◆ GIVEN DATA ◆
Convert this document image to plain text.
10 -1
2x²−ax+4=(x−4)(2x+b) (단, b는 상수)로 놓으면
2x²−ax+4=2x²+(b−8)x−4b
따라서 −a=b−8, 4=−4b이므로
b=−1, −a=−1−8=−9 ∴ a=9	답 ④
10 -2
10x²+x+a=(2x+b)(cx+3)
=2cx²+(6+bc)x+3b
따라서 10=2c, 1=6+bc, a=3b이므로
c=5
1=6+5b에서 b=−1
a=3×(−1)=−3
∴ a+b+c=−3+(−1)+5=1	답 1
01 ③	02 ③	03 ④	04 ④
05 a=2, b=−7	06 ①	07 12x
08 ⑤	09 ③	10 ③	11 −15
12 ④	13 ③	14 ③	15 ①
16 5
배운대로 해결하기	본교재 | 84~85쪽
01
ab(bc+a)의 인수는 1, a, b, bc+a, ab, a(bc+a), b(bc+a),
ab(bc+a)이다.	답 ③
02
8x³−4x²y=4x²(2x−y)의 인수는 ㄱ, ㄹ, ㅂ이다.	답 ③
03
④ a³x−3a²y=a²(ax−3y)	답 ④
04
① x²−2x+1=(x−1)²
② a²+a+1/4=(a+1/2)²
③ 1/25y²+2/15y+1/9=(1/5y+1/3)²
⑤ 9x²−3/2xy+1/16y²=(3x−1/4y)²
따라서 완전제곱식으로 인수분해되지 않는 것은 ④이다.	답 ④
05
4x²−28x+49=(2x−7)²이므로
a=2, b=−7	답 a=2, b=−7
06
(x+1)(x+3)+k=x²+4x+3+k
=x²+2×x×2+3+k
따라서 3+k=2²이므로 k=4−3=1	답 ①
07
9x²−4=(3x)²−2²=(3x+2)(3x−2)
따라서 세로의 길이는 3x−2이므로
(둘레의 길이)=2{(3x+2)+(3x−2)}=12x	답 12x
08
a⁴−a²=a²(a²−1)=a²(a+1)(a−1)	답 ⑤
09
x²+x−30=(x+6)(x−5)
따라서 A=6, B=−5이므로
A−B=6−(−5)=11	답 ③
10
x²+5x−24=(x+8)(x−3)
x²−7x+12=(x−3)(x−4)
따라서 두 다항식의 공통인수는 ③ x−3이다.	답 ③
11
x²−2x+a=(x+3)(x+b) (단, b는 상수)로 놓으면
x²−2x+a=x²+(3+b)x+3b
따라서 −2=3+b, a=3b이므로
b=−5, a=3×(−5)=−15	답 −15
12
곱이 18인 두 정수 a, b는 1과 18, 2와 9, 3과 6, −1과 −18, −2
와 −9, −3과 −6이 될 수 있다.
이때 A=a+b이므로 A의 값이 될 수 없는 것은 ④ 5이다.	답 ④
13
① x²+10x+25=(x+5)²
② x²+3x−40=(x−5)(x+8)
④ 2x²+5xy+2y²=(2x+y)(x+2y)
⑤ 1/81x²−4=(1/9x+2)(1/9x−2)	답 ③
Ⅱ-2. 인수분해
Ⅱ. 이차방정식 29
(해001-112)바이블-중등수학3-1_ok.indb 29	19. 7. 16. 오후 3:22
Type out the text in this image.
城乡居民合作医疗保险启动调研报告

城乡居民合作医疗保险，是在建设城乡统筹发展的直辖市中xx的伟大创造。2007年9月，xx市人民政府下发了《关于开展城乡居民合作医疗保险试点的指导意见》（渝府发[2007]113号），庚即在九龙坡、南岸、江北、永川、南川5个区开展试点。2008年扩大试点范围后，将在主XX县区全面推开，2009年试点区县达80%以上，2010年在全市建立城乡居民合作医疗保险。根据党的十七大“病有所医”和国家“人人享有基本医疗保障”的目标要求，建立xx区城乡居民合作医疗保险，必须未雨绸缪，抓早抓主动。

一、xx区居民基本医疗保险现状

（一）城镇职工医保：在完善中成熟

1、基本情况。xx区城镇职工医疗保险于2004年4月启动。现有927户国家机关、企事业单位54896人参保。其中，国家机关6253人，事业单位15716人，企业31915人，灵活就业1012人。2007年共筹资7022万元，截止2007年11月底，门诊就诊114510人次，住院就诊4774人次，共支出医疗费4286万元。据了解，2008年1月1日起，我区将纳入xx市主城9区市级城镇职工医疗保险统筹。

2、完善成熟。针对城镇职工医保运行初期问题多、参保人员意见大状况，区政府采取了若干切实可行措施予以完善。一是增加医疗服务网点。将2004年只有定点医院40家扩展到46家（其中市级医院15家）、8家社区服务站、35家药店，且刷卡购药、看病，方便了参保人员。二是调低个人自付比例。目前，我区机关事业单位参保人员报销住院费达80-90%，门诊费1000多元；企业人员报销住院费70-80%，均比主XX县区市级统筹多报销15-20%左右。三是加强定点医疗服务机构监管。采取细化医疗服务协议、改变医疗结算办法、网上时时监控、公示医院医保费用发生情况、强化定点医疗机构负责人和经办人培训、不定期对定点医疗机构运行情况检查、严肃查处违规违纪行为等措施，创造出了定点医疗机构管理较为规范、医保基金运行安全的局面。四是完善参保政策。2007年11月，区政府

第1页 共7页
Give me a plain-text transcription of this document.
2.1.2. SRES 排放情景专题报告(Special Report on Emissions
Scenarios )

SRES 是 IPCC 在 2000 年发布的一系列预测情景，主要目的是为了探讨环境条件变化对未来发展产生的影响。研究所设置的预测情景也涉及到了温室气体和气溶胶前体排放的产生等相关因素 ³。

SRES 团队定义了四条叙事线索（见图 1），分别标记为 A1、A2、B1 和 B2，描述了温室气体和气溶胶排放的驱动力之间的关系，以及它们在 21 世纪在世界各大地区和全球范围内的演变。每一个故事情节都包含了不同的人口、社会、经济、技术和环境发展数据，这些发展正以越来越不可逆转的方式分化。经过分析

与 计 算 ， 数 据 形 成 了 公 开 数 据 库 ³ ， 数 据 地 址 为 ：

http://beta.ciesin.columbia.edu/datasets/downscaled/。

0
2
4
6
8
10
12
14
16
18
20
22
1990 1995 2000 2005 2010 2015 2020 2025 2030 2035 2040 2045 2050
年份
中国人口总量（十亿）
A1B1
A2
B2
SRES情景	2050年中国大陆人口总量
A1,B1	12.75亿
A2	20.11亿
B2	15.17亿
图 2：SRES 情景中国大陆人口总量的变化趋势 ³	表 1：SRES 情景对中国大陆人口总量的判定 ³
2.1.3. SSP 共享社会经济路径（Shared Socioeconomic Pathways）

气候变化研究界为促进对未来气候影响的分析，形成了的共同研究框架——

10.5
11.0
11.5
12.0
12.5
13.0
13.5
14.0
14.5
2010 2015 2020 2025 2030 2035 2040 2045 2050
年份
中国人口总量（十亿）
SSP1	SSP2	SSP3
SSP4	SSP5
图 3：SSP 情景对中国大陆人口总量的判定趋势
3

◆ WHAT YOU HAVE TO DO ◆
Copy out every line with the word "plain".

◆ EXERCISE SOLUTION ◆
Convert this document image to plain text.
Give me a plain-text transcription of this document.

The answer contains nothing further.